-- START OF Records for this exercise --
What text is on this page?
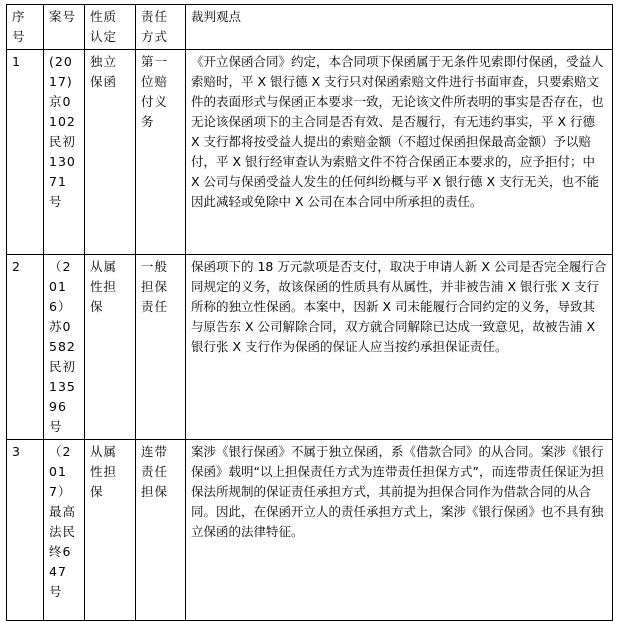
序号	案号	性质认定	责任方式	裁判观点
1	(2017)京0102民初13071号	独立保函	第一位赔付义务	《开立保函合同》约定，本合同项下保函属于无条件见索即付保函，受益人索赔时，平 X 银行德 X 支行只对保函索赔文件进行书面审查，只要索赔文件的表面形式与保函正本要求一致，无论该文件所表明的事实是否存在，也无论该保函项下的主合同是否有效、是否履行，有无违约事实，平 X 行德 X 支行都将按受益人提出的索赔金额（不超过保函担保最高金额）予以赔付，平 X 银行经审查认为索赔文件不符合保函正本要求的，应予拒付；中 X 公司与保函受益人发生的任何纠纷概与平 X 银行德 X 支行无关，也不能因此减轻或免除中 X 公司在本合同中所承担的责任。
2	（2016）苏0582民初13596号	从属性担保	一般担保责任	保函项下的 18 万元款项是否支付，取决于申请人新 X 公司是否完全履行合同规定的义务，故该保函的性质具有从属性，并非被告浦 X 银行张 X 支行所称的独立性保函。本案中，因新 X 司未能履行合同约定的义务，导致其与原告东 X 公司解除合同，双方就合同解除已达成一致意见，故被告浦 X 银行张 X 支行作为保函的保证人应当按约承担保证责任。
3	（2017）最高法民终647号	从属性担保	连带责任担保	案涉《银行保函》不属于独立保函，系《借款合同》的从合同。案涉《银行保函》载明“以上担保责任方式为连带责任担保方式”，而连带责任保证为担保法所规制的保证责任承担方式，其前提为担保合同作为借款合同的从合同。因此，在保函开立人的责任承担方式上，案涉《银行保函》也不具有独立保函的法律特征。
-- END OF Records for this exercise --
Working from the material above, transcribe it exactly while omitting pictures.

What text is on this page?
序号	案号	性质认定	责任方式	裁判观点
1	(2017)京0102民初13071号	独立保函	第一位赔付义务	《开立保函合同》约定，本合同项下保函属于无条件见索即付保函，受益人索赔时，平 X 银行德 X 支行只对保函索赔文件进行书面审查，只要索赔文件的表面形式与保函正本要求一致，无论该文件所表明的事实是否存在，也无论该保函项下的主合同是否有效、是否履行，有无违约事实，平 X 行德 X 支行都将按受益人提出的索赔金额（不超过保函担保最高金额）予以赔付，平 X 银行经审查认为索赔文件不符合保函正本要求的，应予拒付；中 X 公司与保函受益人发生的任何纠纷概与平 X 银行德 X 支行无关，也不能因此减轻或免除中 X 公司在本合同中所承担的责任。
2	（2016）苏0582民初13596号	从属性担保	一般担保责任	保函项下的 18 万元款项是否支付，取决于申请人新 X 公司是否完全履行合同规定的义务，故该保函的性质具有从属性，并非被告浦 X 银行张 X 支行所称的独立性保函。本案中，因新 X 司未能履行合同约定的义务，导致其与原告东 X 公司解除合同，双方就合同解除已达成一致意见，故被告浦 X 银行张 X 支行作为保函的保证人应当按约承担保证责任。
3	（2017）最高法民终647号	从属性担保	连带责任担保	案涉《银行保函》不属于独立保函，系《借款合同》的从合同。案涉《银行保函》载明“以上担保责任方式为连带责任担保方式”，而连带责任保证为担保法所规制的保证责任承担方式，其前提为担保合同作为借款合同的从合同。因此，在保函开立人的责任承担方式上，案涉《银行保函》也不具有独立保函的法律特征。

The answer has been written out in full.